>> Start

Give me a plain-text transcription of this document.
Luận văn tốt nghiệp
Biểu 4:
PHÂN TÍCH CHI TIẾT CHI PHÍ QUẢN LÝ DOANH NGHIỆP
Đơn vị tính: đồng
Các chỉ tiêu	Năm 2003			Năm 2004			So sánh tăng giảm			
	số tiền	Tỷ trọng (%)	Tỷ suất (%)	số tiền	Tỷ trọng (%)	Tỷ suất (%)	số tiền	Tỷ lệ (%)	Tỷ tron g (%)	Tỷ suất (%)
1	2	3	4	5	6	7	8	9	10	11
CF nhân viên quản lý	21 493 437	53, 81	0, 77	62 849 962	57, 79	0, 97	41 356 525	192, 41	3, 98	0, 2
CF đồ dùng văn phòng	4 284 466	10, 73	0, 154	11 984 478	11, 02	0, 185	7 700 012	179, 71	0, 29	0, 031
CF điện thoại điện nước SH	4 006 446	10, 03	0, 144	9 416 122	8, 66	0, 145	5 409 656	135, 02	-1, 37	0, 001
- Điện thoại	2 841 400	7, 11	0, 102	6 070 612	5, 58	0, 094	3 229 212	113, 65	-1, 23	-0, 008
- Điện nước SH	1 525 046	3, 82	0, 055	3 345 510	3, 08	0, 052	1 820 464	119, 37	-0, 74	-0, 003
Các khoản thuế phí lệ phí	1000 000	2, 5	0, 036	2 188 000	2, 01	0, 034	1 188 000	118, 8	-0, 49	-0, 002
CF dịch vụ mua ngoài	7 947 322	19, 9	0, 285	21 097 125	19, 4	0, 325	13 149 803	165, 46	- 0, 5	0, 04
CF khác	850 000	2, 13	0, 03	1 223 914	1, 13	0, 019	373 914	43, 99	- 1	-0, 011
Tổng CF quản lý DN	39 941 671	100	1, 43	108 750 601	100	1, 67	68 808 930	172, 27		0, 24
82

>> End

Task goal:
Which lines of the material contain the string "thoại"? List each of them.

Right answer:
CF điện thoại điện nước SH	4 006 446	10, 03	0, 144	9 416 122	8, 66	0, 145	5 409 656	135, 02	-1, 37	0, 001
- Điện thoại	2 841 400	7, 11	0, 102	6 070 612	5, 58	0, 094	3 229 212	113, 65	-1, 23	-0, 008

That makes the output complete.